>> BEGIN Data
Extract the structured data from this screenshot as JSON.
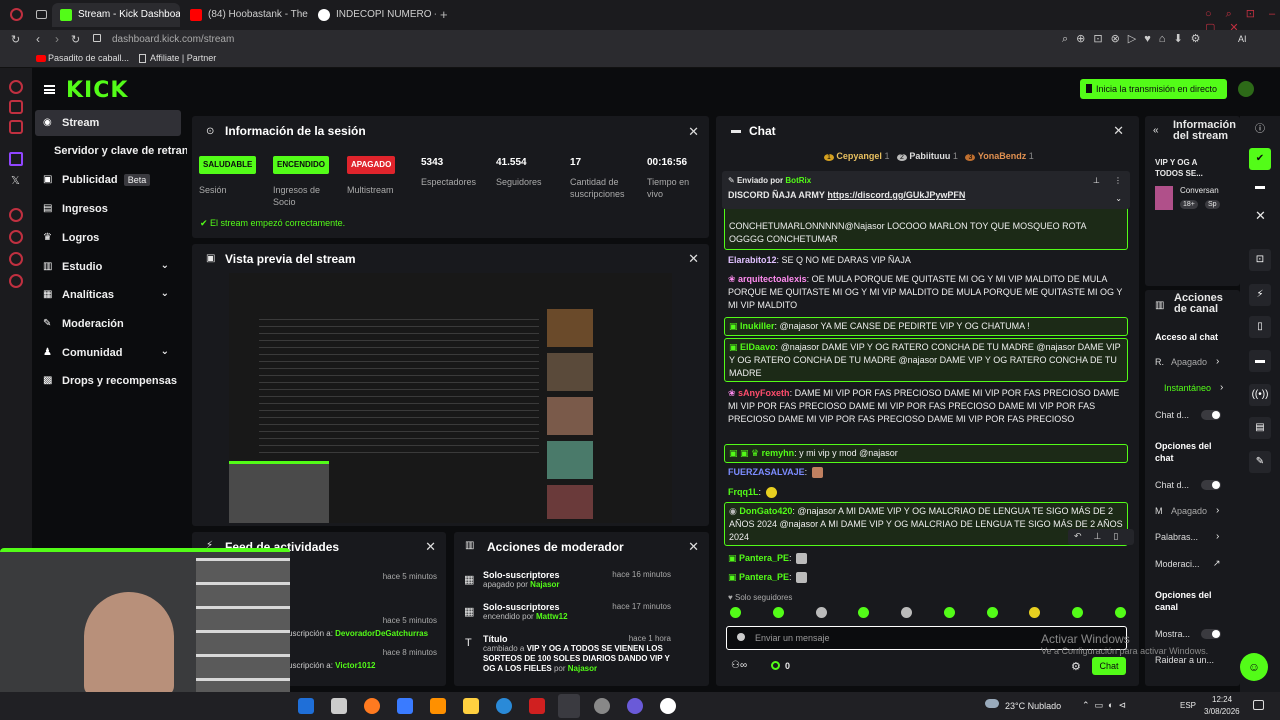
{
  "browser": {
    "tabs": [
      {
        "label": "Stream - Kick Dashboard",
        "color": "#53fc18"
      },
      {
        "label": "(84) Hoobastank - The",
        "color": "#ff0000"
      },
      {
        "label": "INDECOPI NUMERO - Busc",
        "color": "#4285f4"
      }
    ],
    "url": "dashboard.kick.com/stream",
    "bookmarks": [
      "Pasadito de caball...",
      "Affiliate | Partner"
    ]
  },
  "kick": {
    "logo": "KICK",
    "go_live_label": "Inicia la transmisión en directo"
  },
  "nav": [
    {
      "label": "Stream",
      "icon": "stream-icon"
    },
    {
      "label": "Servidor y clave de retransn",
      "icon": ""
    },
    {
      "label": "Publicidad",
      "badge": "Beta",
      "icon": "ads-icon"
    },
    {
      "label": "Ingresos",
      "icon": "revenue-icon"
    },
    {
      "label": "Logros",
      "icon": "trophy-icon"
    },
    {
      "label": "Estudio",
      "icon": "studio-icon"
    },
    {
      "label": "Analíticas",
      "icon": "analytics-icon"
    },
    {
      "label": "Moderación",
      "icon": "moderation-icon"
    },
    {
      "label": "Comunidad",
      "icon": "community-icon"
    },
    {
      "label": "Drops y recompensas",
      "icon": "drops-icon"
    }
  ],
  "session": {
    "title": "Información de la sesión",
    "status_ok": "El stream empezó correctamente.",
    "stats": [
      {
        "badge": "SALUDABLE",
        "label": "Sesión"
      },
      {
        "badge": "ENCENDIDO",
        "label": "Ingresos de Socio"
      },
      {
        "badge": "APAGADO",
        "label": "Multistream"
      },
      {
        "value": "5343",
        "label": "Espectadores"
      },
      {
        "value": "41.554",
        "label": "Seguidores"
      },
      {
        "value": "17",
        "label": "Cantidad de suscripciones"
      },
      {
        "value": "00:16:56",
        "label": "Tiempo en vivo"
      }
    ]
  },
  "preview": {
    "title": "Vista previa del stream"
  },
  "activity": {
    "title": "Feed de actividades",
    "items": [
      {
        "time": "hace 5 minutos",
        "text": ""
      },
      {
        "time": "hace 5 minutos",
        "text": "uscripción a:",
        "user": "DevoradorDeGatchurras"
      },
      {
        "time": "hace 8 minutos",
        "text": "uscripción a:",
        "user": "Victor1012"
      }
    ]
  },
  "mod_actions": {
    "title": "Acciones de moderador",
    "items": [
      {
        "title": "Solo-suscriptores",
        "sub": "apagado por",
        "user": "Najasor",
        "time": "hace 16 minutos"
      },
      {
        "title": "Solo-suscriptores",
        "sub": "encendido por",
        "user": "Mattw12",
        "time": "hace 17 minutos"
      },
      {
        "title": "Título",
        "sub": "cambiado a",
        "bold": "VIP Y OG A TODOS SE VIENEN LOS SORTEOS DE 100 SOLES DIARIOS DANDO VIP Y OG A LOS FIELES",
        "tail": "por",
        "user": "Najasor",
        "time": "hace 1 hora"
      }
    ]
  },
  "chat": {
    "title": "Chat",
    "gifters": [
      {
        "rank": "1",
        "name": "Cepyangel",
        "count": "1"
      },
      {
        "rank": "2",
        "name": "Pabiituuu",
        "count": "1"
      },
      {
        "rank": "3",
        "name": "YonaBendz",
        "count": "1"
      }
    ],
    "pinned_by": "Enviado por",
    "pinned_user": "BotRix",
    "pinned_text": "DISCORD ÑAJA ARMY",
    "pinned_link": "https://discord.gg/GUkJPywPFN",
    "messages": [
      {
        "user": "",
        "text": "CONCHETUMARLONNNNN@Najasor LOCOOO MARLON TOY QUE MOSQUEO ROTA OGGGG CONCHETUMAR",
        "color": "#fff",
        "hl": true
      },
      {
        "user": "Elarabito12",
        "text": "SE Q NO ME DARAS VIP ÑAJA",
        "color": "#e0c0ff"
      },
      {
        "user": "arquitectoalexis",
        "text": "OE MULA PORQUE ME QUITASTE MI OG Y MI VIP MALDITO DE MULA PORQUE ME QUITASTE MI OG Y MI VIP MALDITO DE MULA PORQUE ME QUITASTE MI OG Y MI VIP MALDITO",
        "color": "#ff8cf0"
      },
      {
        "user": "Inukiller",
        "text": "@najasor YA ME CANSE DE PEDIRTE VIP Y OG CHATUMA !",
        "color": "#53fc18",
        "hl": true
      },
      {
        "user": "ElDaavo",
        "text": "@najasor DAME VIP Y OG RATERO CONCHA DE TU MADRE @najasor DAME VIP Y OG RATERO CONCHA DE TU MADRE @najasor DAME VIP Y OG RATERO CONCHA DE TU MADRE",
        "color": "#53fc18",
        "hl": true
      },
      {
        "user": "sAnyFoxeth",
        "text": "DAME MI VIP POR FAS PRECIOSO DAME MI VIP POR FAS PRECIOSO DAME MI VIP POR FAS PRECIOSO DAME MI VIP POR FAS PRECIOSO DAME MI VIP POR FAS PRECIOSO DAME MI VIP POR FAS PRECIOSO DAME MI VIP POR FAS PRECIOSO",
        "color": "#ff4d6d"
      },
      {
        "user": "remyhn",
        "text": "y mi vip y mod @najasor",
        "color": "#53fc18",
        "hl": true
      },
      {
        "user": "FUERZASALVAJE",
        "text": "",
        "color": "#7c8cff"
      },
      {
        "user": "Frqq1L",
        "text": "",
        "color": "#53fc18"
      },
      {
        "user": "DonGato420",
        "text": "@najasor A MI DAME VIP Y OG MALCRIAO DE LENGUA TE SIGO MÁS DE 2 AÑOS 2024 @najasor A MI DAME VIP Y OG MALCRIAO DE LENGUA TE SIGO MÁS DE 2 AÑOS 2024",
        "color": "#53fc18",
        "hl": true
      },
      {
        "user": "Pantera_PE",
        "text": "",
        "color": "#53fc18"
      },
      {
        "user": "Pantera_PE",
        "text": "",
        "color": "#53fc18"
      }
    ],
    "followers_only": "Solo seguidores",
    "input_placeholder": "Enviar un mensaje",
    "points": "0",
    "send_label": "Chat",
    "watermark_1": "Activar Windows",
    "watermark_2": "Ve a Configuración para activar Windows."
  },
  "stream_info": {
    "title": "Información del stream",
    "stream_title": "VIP Y OG A TODOS SE...",
    "category": "Conversan",
    "tags": [
      "18+",
      "Sp"
    ]
  },
  "channel_actions": {
    "title": "Acciones de canal",
    "chat_access": "Acceso al chat",
    "rows": [
      {
        "label": "R.",
        "value": "Apagado"
      },
      {
        "label": "",
        "value": "Instantáneo"
      },
      {
        "label": "Chat d...",
        "value": ""
      }
    ],
    "chat_options": "Opciones del chat",
    "rows2": [
      {
        "label": "Chat d...",
        "value": ""
      },
      {
        "label": "M",
        "value": "Apagado"
      },
      {
        "label": "Palabras...",
        "value": ""
      },
      {
        "label": "Moderaci...",
        "value": ""
      }
    ],
    "channel_options": "Opciones del canal",
    "rows3": [
      {
        "label": "Mostra...",
        "value": ""
      },
      {
        "label": "Raidear a un...",
        "value": ""
      }
    ]
  },
  "taskbar": {
    "weather": "23°C Nublado",
    "lang": "ESP",
    "time": "12:24",
    "date": "3/08/2026"
  },
  "colors": {
    "accent": "#53fc18",
    "bg": "#0b0c0e",
    "panel": "#18191d"
  }
}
>> END Data
Extract, from the material above, each line holding the word "time".

▸ **Correct response**
        "time": "hace 5 minutos",
        "time": "hace 5 minutos",
        "time": "hace 8 minutos",
        "time": "hace 16 minutos"
        "time": "hace 17 minutos"
        "time": "hace 1 hora"
    "time": "12:24",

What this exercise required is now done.